| What the exercise asks |
Word for word, copy all the data and drop the pictures.

Entries from a visual dataset
☆ ☆ ☆ ☆ ☆ ☆ ☆
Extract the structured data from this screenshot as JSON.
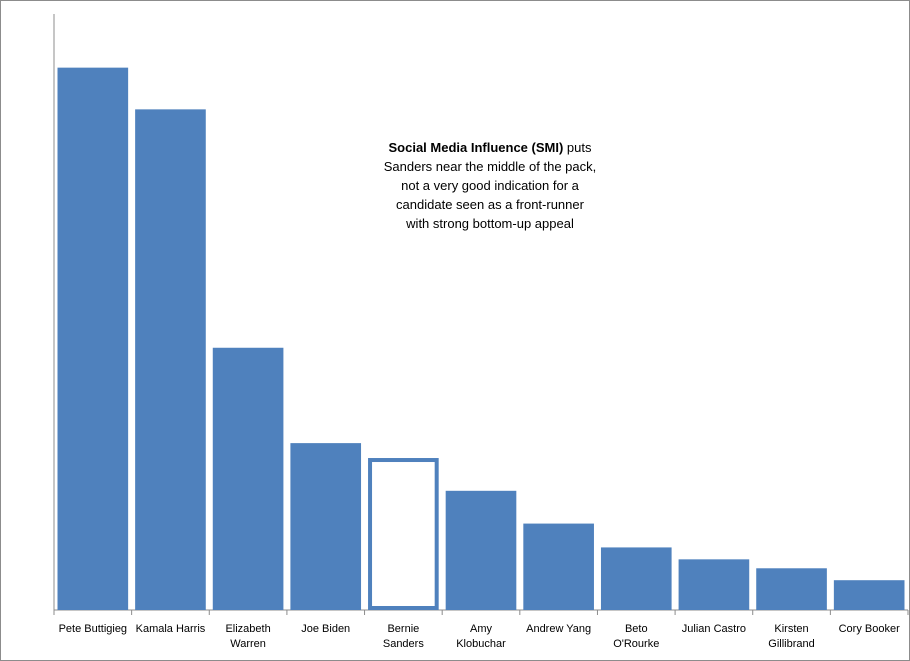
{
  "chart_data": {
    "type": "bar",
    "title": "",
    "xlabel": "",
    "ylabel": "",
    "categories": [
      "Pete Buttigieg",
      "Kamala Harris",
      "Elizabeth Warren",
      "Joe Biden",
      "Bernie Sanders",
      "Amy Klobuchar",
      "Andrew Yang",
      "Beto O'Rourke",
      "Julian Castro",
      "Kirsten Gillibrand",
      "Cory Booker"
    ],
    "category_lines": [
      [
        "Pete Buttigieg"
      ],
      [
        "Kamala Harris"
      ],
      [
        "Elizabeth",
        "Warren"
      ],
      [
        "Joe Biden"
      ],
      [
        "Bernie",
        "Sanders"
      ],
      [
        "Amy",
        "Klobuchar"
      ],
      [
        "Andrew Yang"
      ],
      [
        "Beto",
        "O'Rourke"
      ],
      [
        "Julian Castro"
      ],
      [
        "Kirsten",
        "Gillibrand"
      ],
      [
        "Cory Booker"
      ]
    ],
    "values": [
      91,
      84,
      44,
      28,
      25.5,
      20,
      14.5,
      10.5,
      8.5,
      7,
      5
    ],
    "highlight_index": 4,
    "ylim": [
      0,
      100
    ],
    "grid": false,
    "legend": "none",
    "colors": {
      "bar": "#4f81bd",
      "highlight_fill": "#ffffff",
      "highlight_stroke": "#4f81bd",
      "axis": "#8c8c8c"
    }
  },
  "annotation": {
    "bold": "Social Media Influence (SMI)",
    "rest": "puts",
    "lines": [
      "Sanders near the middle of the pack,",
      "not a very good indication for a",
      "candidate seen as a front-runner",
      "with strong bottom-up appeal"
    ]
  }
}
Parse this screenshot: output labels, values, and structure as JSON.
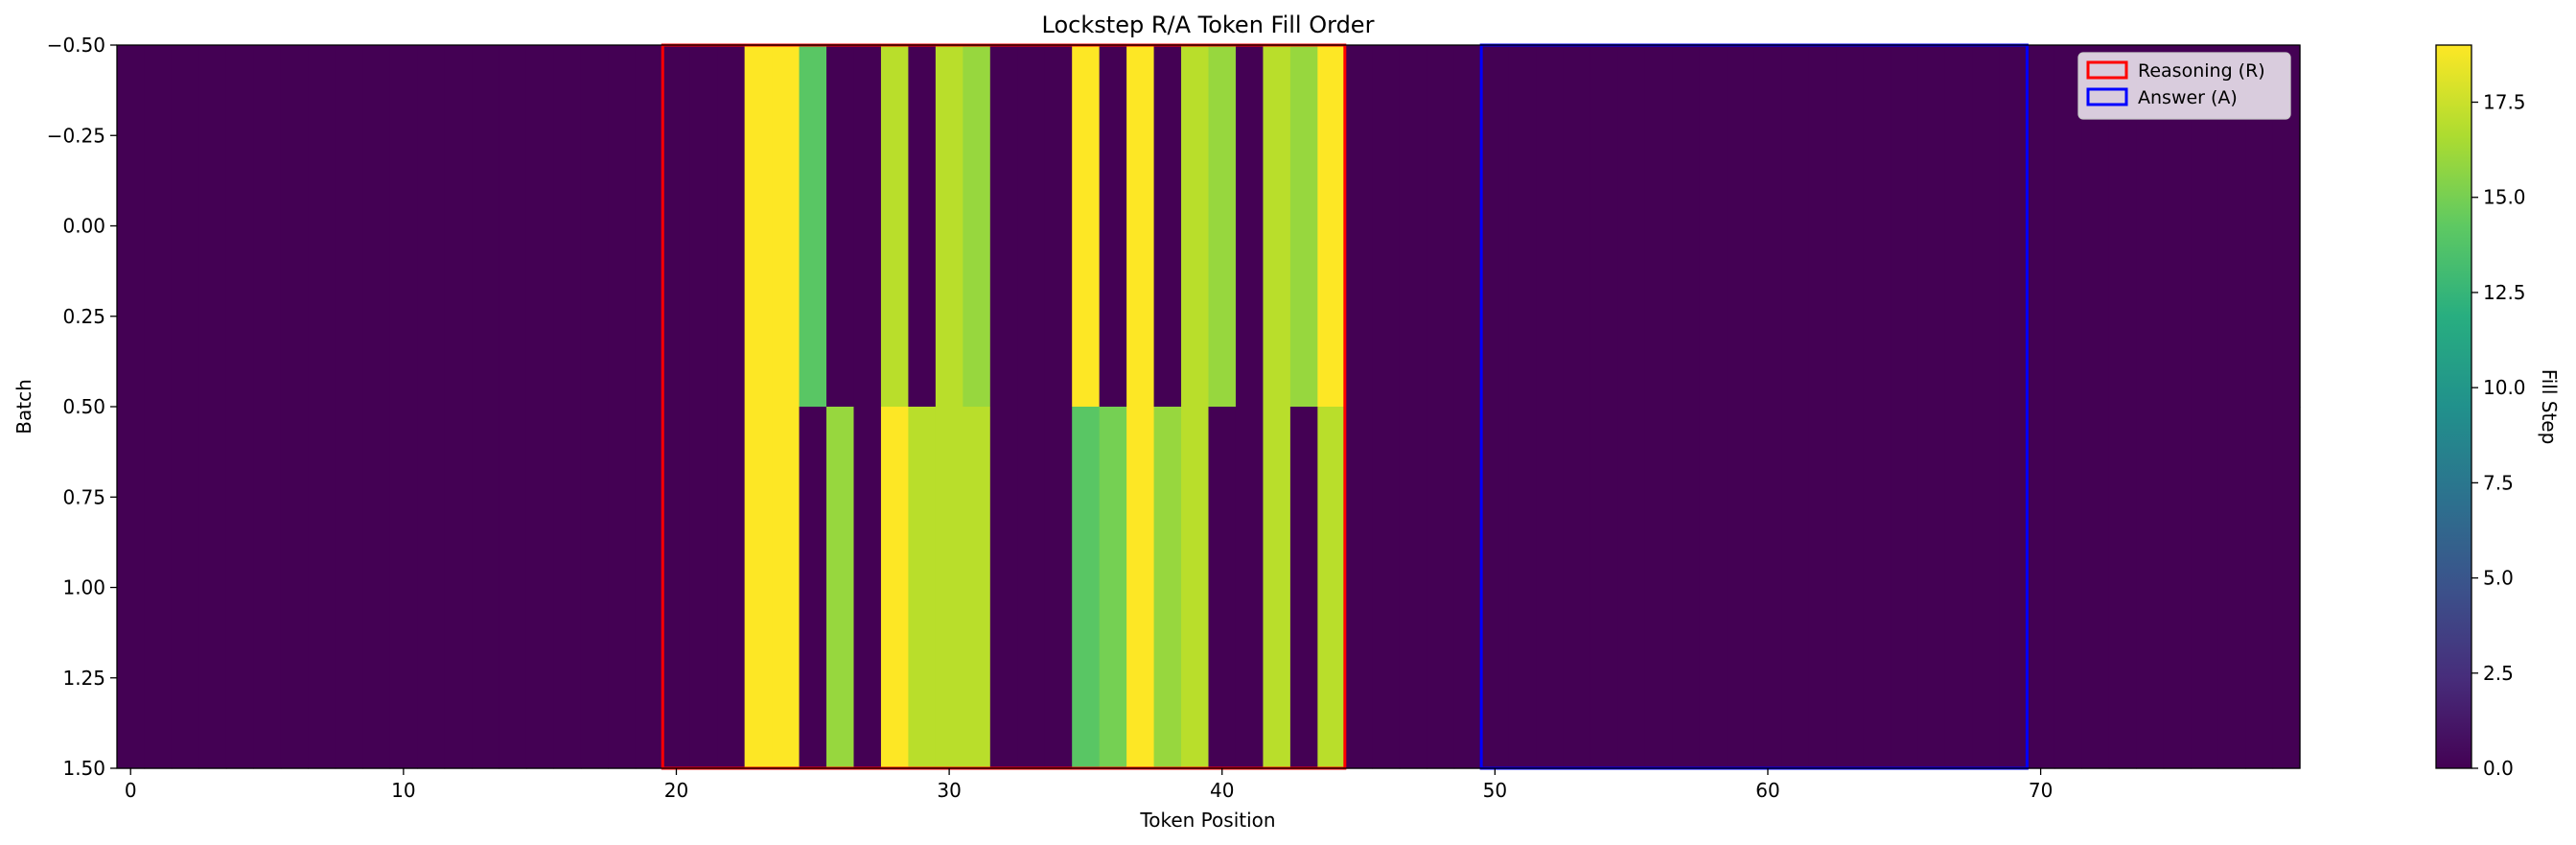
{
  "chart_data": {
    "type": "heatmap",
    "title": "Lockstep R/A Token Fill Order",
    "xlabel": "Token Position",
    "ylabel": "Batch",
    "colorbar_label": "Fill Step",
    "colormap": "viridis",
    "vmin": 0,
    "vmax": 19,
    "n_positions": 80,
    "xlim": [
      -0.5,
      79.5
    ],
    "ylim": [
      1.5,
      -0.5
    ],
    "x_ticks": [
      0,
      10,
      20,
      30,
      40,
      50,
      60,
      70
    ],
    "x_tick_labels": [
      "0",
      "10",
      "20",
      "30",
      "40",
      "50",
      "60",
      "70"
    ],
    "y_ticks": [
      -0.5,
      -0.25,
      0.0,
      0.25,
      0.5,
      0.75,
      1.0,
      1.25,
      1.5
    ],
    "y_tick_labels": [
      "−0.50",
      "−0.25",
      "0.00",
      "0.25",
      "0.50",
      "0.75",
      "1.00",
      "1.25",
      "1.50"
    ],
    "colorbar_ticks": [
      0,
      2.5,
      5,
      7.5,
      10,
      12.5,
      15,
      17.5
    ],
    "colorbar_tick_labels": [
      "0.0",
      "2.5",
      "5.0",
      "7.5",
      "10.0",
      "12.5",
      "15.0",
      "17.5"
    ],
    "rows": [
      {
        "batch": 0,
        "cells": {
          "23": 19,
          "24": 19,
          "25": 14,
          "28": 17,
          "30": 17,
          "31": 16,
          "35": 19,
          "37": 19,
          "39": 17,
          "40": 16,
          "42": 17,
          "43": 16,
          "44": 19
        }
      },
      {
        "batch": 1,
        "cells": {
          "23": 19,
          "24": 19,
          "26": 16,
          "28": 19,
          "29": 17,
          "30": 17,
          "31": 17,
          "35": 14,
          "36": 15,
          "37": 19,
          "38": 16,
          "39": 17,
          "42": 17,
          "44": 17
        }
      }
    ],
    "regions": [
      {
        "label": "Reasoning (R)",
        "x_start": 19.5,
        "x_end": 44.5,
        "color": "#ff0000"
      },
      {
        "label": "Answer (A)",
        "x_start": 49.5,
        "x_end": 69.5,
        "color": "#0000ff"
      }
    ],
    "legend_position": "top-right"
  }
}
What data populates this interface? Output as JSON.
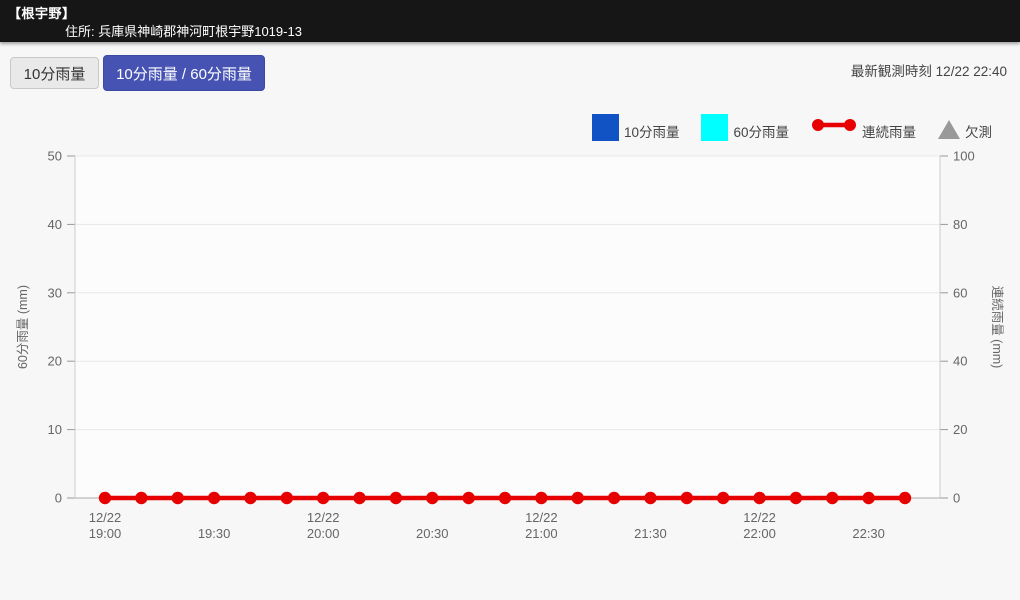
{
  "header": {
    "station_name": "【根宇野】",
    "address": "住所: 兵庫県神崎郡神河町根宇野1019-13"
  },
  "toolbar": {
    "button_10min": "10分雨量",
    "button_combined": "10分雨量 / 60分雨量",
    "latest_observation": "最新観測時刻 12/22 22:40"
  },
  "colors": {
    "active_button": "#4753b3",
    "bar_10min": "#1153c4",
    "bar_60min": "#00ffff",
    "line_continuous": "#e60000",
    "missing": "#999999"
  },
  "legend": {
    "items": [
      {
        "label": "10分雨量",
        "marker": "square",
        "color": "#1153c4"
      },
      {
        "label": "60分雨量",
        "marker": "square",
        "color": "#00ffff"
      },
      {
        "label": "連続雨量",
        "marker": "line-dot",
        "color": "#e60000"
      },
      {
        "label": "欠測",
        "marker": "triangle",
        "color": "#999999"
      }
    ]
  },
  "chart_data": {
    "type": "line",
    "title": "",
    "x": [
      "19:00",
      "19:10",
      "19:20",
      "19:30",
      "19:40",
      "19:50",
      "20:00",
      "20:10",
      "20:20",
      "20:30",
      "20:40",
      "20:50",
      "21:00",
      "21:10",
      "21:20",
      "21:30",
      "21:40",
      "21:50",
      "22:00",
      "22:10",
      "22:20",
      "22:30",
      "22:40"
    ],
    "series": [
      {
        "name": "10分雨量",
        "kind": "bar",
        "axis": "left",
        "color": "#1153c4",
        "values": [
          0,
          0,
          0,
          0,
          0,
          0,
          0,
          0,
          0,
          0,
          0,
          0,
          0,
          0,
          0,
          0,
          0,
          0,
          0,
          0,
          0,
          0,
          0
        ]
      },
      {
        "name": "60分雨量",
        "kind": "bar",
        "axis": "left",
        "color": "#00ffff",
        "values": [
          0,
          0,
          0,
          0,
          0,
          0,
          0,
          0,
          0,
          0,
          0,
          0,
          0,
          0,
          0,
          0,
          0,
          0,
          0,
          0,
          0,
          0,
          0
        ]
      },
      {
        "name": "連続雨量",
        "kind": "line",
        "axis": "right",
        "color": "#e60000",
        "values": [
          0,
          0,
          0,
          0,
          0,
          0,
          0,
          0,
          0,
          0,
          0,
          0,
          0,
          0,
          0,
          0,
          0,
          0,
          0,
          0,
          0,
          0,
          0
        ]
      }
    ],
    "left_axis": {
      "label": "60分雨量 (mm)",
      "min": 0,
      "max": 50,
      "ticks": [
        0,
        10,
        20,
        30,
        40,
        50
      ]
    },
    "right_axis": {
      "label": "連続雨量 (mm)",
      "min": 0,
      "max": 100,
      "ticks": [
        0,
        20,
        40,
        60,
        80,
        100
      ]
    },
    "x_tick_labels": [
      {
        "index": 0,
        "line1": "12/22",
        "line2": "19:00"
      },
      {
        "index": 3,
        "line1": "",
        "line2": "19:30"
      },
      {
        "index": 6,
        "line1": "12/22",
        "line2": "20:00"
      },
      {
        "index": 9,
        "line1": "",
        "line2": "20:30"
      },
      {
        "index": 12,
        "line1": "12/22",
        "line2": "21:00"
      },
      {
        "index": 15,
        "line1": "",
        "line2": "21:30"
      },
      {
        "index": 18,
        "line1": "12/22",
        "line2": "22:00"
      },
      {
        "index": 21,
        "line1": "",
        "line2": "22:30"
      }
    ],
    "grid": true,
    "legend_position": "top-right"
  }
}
☆ ☆ ☆ ☆ ☆ ☆ ☆
| Expected output |
Extract the structured data from this screenshot as JSON.
{
  "chart_data": {
    "type": "bar",
    "title": "",
    "xlabel": "",
    "ylabel": "",
    "categories": [
      "Pete Buttigieg",
      "Kamala Harris",
      "Elizabeth Warren",
      "Joe Biden",
      "Bernie Sanders",
      "Amy Klobuchar",
      "Andrew Yang",
      "Beto O'Rourke",
      "Julian Castro",
      "Kirsten Gillibrand",
      "Cory Booker"
    ],
    "category_lines": [
      [
        "Pete Buttigieg"
      ],
      [
        "Kamala Harris"
      ],
      [
        "Elizabeth",
        "Warren"
      ],
      [
        "Joe Biden"
      ],
      [
        "Bernie",
        "Sanders"
      ],
      [
        "Amy",
        "Klobuchar"
      ],
      [
        "Andrew Yang"
      ],
      [
        "Beto",
        "O'Rourke"
      ],
      [
        "Julian Castro"
      ],
      [
        "Kirsten",
        "Gillibrand"
      ],
      [
        "Cory Booker"
      ]
    ],
    "values": [
      91,
      84,
      44,
      28,
      25.5,
      20,
      14.5,
      10.5,
      8.5,
      7,
      5
    ],
    "highlight_index": 4,
    "ylim": [
      0,
      100
    ],
    "grid": false,
    "legend": "none",
    "colors": {
      "bar": "#4f81bd",
      "highlight_fill": "#ffffff",
      "highlight_stroke": "#4f81bd",
      "axis": "#8c8c8c"
    }
  },
  "annotation": {
    "bold": "Social Media Influence (SMI)",
    "rest": "puts",
    "lines": [
      "Sanders near the middle of the pack,",
      "not a very good indication for a",
      "candidate seen as a front-runner",
      "with strong bottom-up appeal"
    ]
  }
}
Parse this screenshot: output labels, values, and structure as JSON.
{
  "chart_data": {
    "type": "heatmap",
    "title": "Lockstep R/A Token Fill Order",
    "xlabel": "Token Position",
    "ylabel": "Batch",
    "colorbar_label": "Fill Step",
    "colormap": "viridis",
    "vmin": 0,
    "vmax": 19,
    "n_positions": 80,
    "xlim": [
      -0.5,
      79.5
    ],
    "ylim": [
      1.5,
      -0.5
    ],
    "x_ticks": [
      0,
      10,
      20,
      30,
      40,
      50,
      60,
      70
    ],
    "x_tick_labels": [
      "0",
      "10",
      "20",
      "30",
      "40",
      "50",
      "60",
      "70"
    ],
    "y_ticks": [
      -0.5,
      -0.25,
      0.0,
      0.25,
      0.5,
      0.75,
      1.0,
      1.25,
      1.5
    ],
    "y_tick_labels": [
      "−0.50",
      "−0.25",
      "0.00",
      "0.25",
      "0.50",
      "0.75",
      "1.00",
      "1.25",
      "1.50"
    ],
    "colorbar_ticks": [
      0,
      2.5,
      5,
      7.5,
      10,
      12.5,
      15,
      17.5
    ],
    "colorbar_tick_labels": [
      "0.0",
      "2.5",
      "5.0",
      "7.5",
      "10.0",
      "12.5",
      "15.0",
      "17.5"
    ],
    "rows": [
      {
        "batch": 0,
        "cells": {
          "23": 19,
          "24": 19,
          "25": 14,
          "28": 17,
          "30": 17,
          "31": 16,
          "35": 19,
          "37": 19,
          "39": 17,
          "40": 16,
          "42": 17,
          "43": 16,
          "44": 19
        }
      },
      {
        "batch": 1,
        "cells": {
          "23": 19,
          "24": 19,
          "26": 16,
          "28": 19,
          "29": 17,
          "30": 17,
          "31": 17,
          "35": 14,
          "36": 15,
          "37": 19,
          "38": 16,
          "39": 17,
          "42": 17,
          "44": 17
        }
      }
    ],
    "regions": [
      {
        "label": "Reasoning (R)",
        "x_start": 19.5,
        "x_end": 44.5,
        "color": "#ff0000"
      },
      {
        "label": "Answer (A)",
        "x_start": 49.5,
        "x_end": 69.5,
        "color": "#0000ff"
      }
    ],
    "legend_position": "top-right"
  }
}
What data populates this interface? Output as JSON.
{
  "header": {
    "station_name": "【根宇野】",
    "address": "住所: 兵庫県神崎郡神河町根宇野1019-13"
  },
  "toolbar": {
    "button_10min": "10分雨量",
    "button_combined": "10分雨量 / 60分雨量",
    "latest_observation": "最新観測時刻 12/22 22:40"
  },
  "colors": {
    "active_button": "#4753b3",
    "bar_10min": "#1153c4",
    "bar_60min": "#00ffff",
    "line_continuous": "#e60000",
    "missing": "#999999"
  },
  "legend": {
    "items": [
      {
        "label": "10分雨量",
        "marker": "square",
        "color": "#1153c4"
      },
      {
        "label": "60分雨量",
        "marker": "square",
        "color": "#00ffff"
      },
      {
        "label": "連続雨量",
        "marker": "line-dot",
        "color": "#e60000"
      },
      {
        "label": "欠測",
        "marker": "triangle",
        "color": "#999999"
      }
    ]
  },
  "chart_data": {
    "type": "line",
    "title": "",
    "x": [
      "19:00",
      "19:10",
      "19:20",
      "19:30",
      "19:40",
      "19:50",
      "20:00",
      "20:10",
      "20:20",
      "20:30",
      "20:40",
      "20:50",
      "21:00",
      "21:10",
      "21:20",
      "21:30",
      "21:40",
      "21:50",
      "22:00",
      "22:10",
      "22:20",
      "22:30",
      "22:40"
    ],
    "series": [
      {
        "name": "10分雨量",
        "kind": "bar",
        "axis": "left",
        "color": "#1153c4",
        "values": [
          0,
          0,
          0,
          0,
          0,
          0,
          0,
          0,
          0,
          0,
          0,
          0,
          0,
          0,
          0,
          0,
          0,
          0,
          0,
          0,
          0,
          0,
          0
        ]
      },
      {
        "name": "60分雨量",
        "kind": "bar",
        "axis": "left",
        "color": "#00ffff",
        "values": [
          0,
          0,
          0,
          0,
          0,
          0,
          0,
          0,
          0,
          0,
          0,
          0,
          0,
          0,
          0,
          0,
          0,
          0,
          0,
          0,
          0,
          0,
          0
        ]
      },
      {
        "name": "連続雨量",
        "kind": "line",
        "axis": "right",
        "color": "#e60000",
        "values": [
          0,
          0,
          0,
          0,
          0,
          0,
          0,
          0,
          0,
          0,
          0,
          0,
          0,
          0,
          0,
          0,
          0,
          0,
          0,
          0,
          0,
          0,
          0
        ]
      }
    ],
    "left_axis": {
      "label": "60分雨量 (mm)",
      "min": 0,
      "max": 50,
      "ticks": [
        0,
        10,
        20,
        30,
        40,
        50
      ]
    },
    "right_axis": {
      "label": "連続雨量 (mm)",
      "min": 0,
      "max": 100,
      "ticks": [
        0,
        20,
        40,
        60,
        80,
        100
      ]
    },
    "x_tick_labels": [
      {
        "index": 0,
        "line1": "12/22",
        "line2": "19:00"
      },
      {
        "index": 3,
        "line1": "",
        "line2": "19:30"
      },
      {
        "index": 6,
        "line1": "12/22",
        "line2": "20:00"
      },
      {
        "index": 9,
        "line1": "",
        "line2": "20:30"
      },
      {
        "index": 12,
        "line1": "12/22",
        "line2": "21:00"
      },
      {
        "index": 15,
        "line1": "",
        "line2": "21:30"
      },
      {
        "index": 18,
        "line1": "12/22",
        "line2": "22:00"
      },
      {
        "index": 21,
        "line1": "",
        "line2": "22:30"
      }
    ],
    "grid": true,
    "legend_position": "top-right"
  }
}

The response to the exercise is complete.